Objective: Look through the listing for the word "title". Copy each line that has it.

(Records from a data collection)
════════
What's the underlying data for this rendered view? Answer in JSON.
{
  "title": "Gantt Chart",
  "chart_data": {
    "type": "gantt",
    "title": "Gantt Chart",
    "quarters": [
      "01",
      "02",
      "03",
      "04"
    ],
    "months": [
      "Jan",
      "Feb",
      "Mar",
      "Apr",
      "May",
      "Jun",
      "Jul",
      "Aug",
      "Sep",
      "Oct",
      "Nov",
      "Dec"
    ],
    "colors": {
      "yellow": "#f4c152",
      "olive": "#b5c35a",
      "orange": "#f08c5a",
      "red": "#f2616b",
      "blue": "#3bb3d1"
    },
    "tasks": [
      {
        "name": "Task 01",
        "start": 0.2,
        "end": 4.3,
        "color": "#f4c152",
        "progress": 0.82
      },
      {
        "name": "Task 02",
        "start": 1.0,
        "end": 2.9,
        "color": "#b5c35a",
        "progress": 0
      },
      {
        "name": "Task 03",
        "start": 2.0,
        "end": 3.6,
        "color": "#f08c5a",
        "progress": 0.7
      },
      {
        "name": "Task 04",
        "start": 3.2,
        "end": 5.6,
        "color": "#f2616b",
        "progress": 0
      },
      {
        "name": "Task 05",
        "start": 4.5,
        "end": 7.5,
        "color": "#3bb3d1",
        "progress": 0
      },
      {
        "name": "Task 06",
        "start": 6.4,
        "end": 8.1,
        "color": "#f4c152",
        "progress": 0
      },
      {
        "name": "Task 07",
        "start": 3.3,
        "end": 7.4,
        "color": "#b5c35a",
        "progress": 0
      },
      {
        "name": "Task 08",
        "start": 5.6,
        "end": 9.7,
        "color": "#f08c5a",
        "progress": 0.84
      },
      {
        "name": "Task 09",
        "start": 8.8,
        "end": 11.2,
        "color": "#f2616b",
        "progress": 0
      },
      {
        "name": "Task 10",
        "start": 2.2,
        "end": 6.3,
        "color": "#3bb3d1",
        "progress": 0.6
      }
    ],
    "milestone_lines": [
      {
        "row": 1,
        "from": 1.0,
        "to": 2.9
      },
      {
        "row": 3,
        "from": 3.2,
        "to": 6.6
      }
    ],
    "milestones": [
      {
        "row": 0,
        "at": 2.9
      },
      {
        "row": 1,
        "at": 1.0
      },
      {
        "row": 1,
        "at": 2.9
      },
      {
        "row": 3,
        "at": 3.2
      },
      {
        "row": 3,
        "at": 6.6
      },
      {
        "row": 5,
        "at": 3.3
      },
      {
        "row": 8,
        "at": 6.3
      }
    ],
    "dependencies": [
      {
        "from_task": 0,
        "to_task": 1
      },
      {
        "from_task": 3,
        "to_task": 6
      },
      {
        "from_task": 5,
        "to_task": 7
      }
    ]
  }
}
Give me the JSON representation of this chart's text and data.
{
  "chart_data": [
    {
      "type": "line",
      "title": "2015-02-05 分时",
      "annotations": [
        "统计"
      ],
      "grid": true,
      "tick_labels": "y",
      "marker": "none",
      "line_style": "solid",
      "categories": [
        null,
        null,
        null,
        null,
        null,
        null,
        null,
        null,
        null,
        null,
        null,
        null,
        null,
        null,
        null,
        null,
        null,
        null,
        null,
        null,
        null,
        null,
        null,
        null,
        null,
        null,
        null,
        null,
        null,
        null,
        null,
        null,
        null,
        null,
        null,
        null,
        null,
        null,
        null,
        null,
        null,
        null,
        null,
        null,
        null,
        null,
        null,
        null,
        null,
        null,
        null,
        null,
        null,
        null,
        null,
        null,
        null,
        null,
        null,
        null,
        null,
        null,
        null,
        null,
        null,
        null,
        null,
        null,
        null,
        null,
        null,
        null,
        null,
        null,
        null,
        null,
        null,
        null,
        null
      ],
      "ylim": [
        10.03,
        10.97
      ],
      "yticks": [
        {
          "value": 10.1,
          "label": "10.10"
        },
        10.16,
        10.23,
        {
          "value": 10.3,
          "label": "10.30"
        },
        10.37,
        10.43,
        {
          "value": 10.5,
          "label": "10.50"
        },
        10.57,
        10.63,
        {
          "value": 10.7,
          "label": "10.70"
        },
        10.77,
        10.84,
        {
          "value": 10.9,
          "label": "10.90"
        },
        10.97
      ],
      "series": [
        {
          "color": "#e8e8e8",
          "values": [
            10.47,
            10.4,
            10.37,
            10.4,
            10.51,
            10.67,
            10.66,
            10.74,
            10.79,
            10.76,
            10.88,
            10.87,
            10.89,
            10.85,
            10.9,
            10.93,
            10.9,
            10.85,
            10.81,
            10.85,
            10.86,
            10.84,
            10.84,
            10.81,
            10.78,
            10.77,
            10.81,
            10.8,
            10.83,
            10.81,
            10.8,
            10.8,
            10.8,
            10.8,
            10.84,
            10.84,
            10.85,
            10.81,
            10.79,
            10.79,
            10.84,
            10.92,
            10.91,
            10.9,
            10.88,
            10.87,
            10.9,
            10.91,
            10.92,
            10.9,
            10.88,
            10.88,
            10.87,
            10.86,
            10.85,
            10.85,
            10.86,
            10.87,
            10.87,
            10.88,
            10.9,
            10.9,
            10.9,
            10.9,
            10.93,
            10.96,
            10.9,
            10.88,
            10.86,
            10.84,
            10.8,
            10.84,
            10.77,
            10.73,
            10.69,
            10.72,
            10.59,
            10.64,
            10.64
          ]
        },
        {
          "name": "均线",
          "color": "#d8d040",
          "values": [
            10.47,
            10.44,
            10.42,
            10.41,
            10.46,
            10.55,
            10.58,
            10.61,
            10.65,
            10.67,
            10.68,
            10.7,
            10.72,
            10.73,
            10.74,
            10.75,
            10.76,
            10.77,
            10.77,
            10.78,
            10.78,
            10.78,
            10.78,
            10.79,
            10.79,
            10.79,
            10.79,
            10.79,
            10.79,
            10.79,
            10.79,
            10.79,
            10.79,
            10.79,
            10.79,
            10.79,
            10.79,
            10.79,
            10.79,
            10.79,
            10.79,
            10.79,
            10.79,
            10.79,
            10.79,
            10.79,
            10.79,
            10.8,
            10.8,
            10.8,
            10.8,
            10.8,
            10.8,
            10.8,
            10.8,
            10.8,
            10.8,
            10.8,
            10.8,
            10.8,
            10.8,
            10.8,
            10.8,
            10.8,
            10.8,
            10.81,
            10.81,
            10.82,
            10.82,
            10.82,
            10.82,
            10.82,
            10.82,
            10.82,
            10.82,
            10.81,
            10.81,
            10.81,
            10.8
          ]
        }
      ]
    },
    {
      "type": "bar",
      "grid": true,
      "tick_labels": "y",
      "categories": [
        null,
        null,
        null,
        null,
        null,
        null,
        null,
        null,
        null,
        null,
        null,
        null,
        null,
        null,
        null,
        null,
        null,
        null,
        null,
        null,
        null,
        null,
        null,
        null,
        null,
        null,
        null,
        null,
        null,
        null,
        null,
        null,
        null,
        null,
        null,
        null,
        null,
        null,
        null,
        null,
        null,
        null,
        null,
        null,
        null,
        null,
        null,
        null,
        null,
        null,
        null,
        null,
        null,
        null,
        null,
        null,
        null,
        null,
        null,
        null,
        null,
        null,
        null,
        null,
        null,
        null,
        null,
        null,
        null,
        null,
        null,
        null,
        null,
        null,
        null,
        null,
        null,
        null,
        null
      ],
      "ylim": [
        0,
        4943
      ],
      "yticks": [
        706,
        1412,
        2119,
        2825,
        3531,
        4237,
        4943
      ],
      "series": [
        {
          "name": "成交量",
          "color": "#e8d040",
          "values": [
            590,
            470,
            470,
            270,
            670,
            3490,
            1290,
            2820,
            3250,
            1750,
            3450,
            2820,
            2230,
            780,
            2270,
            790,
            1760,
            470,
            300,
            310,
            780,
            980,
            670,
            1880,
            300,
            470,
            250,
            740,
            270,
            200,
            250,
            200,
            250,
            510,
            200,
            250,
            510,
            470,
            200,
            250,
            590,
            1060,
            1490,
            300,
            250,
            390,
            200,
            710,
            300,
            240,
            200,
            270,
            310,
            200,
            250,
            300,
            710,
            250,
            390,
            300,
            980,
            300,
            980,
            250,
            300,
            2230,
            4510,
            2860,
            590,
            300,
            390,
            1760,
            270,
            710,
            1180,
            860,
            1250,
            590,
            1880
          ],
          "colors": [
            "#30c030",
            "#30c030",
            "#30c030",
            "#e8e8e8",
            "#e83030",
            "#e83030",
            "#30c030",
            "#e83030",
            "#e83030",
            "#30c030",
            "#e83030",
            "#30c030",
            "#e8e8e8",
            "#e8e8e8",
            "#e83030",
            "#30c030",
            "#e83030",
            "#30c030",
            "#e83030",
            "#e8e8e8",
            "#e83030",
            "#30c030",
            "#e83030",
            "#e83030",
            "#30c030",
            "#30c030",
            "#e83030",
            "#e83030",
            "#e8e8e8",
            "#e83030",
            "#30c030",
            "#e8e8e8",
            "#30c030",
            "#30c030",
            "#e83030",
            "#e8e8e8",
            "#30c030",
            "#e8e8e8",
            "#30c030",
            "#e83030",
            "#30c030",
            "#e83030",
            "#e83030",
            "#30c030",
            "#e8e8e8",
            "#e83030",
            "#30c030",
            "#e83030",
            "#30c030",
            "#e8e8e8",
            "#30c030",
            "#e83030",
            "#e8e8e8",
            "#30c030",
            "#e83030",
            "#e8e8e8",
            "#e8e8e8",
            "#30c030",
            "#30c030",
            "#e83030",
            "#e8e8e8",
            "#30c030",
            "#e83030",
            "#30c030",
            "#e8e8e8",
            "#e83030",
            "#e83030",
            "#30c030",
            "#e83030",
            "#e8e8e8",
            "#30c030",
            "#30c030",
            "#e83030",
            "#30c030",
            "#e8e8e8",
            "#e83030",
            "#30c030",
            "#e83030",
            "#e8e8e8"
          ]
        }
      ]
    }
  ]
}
════════
Exercise result:
  "title": "Gantt Chart",
    "title": "Gantt Chart",
      "title": "2015-02-05 分时",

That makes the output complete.